Figure content listings:
--- START ---

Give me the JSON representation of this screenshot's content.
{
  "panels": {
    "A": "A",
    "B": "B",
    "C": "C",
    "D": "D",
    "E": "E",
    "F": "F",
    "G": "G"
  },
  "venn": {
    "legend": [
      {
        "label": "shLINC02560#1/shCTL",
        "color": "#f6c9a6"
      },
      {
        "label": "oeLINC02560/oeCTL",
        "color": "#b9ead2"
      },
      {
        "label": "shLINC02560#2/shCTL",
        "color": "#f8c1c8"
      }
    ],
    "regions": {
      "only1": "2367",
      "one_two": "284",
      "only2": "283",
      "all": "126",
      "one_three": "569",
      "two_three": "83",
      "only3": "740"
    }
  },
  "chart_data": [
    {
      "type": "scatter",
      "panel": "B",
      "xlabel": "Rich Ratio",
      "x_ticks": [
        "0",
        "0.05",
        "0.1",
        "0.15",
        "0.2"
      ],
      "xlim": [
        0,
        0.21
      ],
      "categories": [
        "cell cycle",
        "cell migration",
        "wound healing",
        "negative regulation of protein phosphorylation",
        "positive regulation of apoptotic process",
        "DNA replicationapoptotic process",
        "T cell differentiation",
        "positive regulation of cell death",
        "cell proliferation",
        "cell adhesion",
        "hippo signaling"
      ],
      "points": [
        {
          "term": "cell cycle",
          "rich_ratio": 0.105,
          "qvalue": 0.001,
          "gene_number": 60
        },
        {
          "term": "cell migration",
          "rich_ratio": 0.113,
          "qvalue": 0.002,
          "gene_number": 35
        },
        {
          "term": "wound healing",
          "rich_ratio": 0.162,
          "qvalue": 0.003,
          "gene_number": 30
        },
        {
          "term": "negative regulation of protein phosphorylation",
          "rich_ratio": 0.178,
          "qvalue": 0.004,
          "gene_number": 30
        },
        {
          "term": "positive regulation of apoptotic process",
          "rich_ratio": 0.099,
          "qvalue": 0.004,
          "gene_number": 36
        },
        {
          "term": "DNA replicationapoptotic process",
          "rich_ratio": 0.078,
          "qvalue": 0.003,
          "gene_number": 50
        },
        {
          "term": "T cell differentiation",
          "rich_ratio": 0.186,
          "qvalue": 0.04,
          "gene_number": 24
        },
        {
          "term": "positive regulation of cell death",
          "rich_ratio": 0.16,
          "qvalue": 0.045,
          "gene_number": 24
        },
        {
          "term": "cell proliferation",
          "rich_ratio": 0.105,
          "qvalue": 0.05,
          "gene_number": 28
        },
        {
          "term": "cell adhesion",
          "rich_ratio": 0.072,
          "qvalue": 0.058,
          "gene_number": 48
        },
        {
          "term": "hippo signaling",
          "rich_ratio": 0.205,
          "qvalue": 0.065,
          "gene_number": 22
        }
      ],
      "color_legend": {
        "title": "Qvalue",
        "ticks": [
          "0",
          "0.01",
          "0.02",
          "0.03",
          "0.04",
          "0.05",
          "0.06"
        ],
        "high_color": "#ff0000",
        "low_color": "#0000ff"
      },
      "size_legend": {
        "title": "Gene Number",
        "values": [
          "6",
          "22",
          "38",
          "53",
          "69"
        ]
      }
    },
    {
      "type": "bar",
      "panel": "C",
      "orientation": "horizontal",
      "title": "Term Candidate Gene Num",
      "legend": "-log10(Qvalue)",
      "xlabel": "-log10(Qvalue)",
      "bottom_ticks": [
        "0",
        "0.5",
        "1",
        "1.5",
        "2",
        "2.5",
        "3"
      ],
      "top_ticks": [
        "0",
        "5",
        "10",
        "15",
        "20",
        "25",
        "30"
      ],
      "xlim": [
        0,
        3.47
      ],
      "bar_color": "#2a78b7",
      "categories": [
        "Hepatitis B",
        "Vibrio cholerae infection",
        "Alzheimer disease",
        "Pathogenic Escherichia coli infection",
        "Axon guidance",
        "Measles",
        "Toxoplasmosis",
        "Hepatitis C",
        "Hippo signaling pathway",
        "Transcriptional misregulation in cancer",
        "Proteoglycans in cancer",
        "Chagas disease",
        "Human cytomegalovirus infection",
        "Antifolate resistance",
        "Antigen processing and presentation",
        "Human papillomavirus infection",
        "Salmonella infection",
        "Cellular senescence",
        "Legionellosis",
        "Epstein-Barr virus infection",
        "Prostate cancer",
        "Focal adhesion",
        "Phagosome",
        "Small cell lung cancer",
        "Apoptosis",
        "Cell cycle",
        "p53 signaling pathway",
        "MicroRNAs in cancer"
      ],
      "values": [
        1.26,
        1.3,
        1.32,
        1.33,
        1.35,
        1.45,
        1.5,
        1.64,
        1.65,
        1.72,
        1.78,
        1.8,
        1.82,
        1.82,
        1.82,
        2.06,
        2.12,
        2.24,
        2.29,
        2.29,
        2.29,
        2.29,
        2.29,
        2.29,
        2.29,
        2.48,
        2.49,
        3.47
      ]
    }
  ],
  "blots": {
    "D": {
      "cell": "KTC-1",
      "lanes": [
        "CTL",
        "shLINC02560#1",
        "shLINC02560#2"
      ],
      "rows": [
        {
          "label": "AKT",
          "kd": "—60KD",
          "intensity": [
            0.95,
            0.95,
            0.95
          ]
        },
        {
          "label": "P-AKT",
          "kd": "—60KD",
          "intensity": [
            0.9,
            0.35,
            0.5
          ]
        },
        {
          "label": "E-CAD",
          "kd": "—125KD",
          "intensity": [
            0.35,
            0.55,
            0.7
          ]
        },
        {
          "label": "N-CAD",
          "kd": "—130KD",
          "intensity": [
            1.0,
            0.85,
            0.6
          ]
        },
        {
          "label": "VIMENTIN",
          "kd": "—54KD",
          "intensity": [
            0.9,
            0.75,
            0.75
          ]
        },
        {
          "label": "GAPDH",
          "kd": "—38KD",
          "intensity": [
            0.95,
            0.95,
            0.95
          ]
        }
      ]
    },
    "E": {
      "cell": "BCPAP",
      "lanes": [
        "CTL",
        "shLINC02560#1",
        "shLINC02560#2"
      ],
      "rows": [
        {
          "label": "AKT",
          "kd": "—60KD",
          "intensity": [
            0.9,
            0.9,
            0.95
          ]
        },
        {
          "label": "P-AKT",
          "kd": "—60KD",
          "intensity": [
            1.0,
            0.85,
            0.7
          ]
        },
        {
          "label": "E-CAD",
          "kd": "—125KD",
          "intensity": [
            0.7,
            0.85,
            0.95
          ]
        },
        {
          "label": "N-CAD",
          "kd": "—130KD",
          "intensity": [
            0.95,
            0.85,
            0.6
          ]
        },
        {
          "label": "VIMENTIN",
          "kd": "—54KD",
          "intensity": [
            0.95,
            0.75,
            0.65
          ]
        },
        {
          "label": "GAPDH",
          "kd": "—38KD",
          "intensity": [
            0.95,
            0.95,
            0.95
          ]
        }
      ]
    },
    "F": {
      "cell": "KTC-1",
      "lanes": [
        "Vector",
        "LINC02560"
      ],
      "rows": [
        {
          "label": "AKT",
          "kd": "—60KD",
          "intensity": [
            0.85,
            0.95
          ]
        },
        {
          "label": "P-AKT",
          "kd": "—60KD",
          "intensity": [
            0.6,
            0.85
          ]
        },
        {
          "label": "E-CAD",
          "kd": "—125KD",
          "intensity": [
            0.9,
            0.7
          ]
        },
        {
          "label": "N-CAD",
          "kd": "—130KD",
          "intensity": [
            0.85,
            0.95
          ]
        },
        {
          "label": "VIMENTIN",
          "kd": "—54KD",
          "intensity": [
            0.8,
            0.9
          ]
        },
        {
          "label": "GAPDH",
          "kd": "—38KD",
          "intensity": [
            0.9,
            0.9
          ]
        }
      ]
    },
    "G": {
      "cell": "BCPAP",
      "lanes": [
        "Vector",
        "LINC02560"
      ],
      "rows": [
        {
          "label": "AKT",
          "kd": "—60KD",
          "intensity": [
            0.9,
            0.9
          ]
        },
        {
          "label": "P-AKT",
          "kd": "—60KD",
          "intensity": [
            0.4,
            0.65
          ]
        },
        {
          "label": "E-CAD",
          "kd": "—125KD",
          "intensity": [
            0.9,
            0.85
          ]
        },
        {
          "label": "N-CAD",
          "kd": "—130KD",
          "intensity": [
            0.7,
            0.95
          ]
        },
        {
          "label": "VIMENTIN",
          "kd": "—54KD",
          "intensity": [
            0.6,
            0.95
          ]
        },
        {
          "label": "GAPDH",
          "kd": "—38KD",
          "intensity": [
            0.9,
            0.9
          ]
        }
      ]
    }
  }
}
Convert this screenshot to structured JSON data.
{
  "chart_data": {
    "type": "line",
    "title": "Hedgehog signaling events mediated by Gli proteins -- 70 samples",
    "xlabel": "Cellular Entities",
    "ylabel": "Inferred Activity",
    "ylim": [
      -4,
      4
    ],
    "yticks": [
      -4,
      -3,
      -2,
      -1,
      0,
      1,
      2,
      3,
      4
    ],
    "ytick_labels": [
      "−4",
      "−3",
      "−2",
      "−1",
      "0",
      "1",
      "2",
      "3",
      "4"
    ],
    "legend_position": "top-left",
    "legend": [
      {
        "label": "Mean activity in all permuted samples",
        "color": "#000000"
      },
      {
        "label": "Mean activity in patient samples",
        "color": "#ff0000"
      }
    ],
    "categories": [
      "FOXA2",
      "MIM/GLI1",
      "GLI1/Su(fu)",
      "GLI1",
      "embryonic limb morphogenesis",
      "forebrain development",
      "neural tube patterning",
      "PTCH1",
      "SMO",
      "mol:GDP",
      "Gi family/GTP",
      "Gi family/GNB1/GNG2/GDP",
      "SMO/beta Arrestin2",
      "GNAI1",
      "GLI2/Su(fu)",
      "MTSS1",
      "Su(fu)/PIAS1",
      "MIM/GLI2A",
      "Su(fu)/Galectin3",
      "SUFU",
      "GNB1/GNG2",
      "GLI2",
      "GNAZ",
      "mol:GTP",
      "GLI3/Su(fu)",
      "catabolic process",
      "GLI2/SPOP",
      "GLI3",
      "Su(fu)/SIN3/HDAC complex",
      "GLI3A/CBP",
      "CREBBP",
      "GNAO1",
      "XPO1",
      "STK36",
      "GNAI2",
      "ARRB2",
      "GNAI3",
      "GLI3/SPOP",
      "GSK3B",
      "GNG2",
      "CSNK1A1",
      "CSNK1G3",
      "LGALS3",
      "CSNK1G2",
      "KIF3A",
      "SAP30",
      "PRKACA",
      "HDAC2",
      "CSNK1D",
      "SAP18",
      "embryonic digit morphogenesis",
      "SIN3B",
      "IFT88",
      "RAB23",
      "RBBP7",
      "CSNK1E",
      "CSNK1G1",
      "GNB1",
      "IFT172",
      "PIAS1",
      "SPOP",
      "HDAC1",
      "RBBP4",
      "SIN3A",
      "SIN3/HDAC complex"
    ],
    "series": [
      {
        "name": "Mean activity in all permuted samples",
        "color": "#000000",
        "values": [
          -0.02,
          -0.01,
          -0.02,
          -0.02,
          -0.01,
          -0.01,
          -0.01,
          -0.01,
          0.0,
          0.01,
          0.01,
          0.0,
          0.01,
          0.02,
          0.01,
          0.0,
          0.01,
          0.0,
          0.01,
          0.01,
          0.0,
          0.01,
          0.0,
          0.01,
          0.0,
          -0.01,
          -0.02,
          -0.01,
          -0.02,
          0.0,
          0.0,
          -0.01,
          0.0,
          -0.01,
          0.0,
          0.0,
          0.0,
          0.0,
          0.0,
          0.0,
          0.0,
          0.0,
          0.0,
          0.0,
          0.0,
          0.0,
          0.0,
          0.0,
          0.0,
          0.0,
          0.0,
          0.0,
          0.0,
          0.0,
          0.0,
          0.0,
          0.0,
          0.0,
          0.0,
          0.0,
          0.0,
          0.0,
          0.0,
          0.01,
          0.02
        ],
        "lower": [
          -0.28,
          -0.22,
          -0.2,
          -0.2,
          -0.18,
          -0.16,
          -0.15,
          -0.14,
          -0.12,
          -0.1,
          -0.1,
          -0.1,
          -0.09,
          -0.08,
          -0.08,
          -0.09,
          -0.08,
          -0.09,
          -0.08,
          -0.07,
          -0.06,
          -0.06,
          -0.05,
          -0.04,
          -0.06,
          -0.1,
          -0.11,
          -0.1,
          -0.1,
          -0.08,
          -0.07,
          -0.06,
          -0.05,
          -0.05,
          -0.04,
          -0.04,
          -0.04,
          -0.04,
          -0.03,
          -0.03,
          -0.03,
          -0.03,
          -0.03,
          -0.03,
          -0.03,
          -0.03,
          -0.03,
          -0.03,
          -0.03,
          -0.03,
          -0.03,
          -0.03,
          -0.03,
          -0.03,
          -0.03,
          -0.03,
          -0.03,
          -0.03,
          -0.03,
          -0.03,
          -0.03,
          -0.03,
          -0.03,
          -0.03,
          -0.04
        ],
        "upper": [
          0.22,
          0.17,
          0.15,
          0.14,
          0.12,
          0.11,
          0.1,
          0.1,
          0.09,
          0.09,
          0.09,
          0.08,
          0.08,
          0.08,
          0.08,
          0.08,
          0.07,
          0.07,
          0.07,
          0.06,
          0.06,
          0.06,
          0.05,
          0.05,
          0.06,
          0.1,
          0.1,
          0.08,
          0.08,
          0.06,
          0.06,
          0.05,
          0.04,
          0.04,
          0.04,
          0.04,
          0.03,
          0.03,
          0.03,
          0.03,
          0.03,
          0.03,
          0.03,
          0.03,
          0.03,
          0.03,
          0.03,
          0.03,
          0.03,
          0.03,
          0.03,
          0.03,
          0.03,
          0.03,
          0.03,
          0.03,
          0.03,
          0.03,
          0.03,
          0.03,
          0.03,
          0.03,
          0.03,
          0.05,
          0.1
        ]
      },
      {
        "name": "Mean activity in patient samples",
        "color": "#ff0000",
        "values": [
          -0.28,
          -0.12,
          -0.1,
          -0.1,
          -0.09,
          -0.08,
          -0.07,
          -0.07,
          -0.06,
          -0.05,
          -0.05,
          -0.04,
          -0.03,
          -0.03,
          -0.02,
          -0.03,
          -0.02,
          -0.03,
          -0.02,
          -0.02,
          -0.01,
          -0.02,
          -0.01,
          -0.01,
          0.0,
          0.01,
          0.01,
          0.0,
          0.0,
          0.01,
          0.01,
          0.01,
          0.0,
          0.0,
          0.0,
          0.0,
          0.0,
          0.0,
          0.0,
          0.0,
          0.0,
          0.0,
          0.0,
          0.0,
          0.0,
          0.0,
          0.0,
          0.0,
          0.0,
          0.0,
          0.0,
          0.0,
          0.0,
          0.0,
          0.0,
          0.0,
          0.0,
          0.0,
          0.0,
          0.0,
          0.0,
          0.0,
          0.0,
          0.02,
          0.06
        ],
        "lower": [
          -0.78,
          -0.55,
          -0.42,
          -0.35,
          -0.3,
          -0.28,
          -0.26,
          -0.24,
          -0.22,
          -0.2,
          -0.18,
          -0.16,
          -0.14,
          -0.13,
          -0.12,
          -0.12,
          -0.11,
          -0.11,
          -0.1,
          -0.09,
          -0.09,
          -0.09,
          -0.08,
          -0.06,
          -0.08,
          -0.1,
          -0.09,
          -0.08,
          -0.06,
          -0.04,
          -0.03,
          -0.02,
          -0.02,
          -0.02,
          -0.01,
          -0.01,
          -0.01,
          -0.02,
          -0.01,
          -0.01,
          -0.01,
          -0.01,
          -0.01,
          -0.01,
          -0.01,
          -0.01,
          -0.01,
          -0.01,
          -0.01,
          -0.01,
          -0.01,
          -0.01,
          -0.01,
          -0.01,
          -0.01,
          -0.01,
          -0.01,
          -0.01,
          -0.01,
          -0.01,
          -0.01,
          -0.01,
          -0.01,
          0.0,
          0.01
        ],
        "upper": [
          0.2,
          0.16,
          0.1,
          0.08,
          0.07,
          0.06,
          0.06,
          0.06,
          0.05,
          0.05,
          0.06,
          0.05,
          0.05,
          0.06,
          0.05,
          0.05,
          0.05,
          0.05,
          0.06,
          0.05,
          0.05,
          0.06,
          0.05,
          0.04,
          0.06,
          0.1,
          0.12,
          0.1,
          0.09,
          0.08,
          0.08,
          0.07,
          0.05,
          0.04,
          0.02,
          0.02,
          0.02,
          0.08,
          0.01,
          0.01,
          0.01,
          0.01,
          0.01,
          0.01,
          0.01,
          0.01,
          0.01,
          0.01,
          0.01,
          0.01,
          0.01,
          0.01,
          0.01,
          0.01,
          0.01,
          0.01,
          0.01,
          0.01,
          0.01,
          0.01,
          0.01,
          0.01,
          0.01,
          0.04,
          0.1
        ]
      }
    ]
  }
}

--- END ---

## WORK REQUEST
For each line above that includes "morphogenesis", make a copy.

## OUTPUT OF THE EXERCISE
      "embryonic limb morphogenesis",
      "embryonic digit morphogenesis",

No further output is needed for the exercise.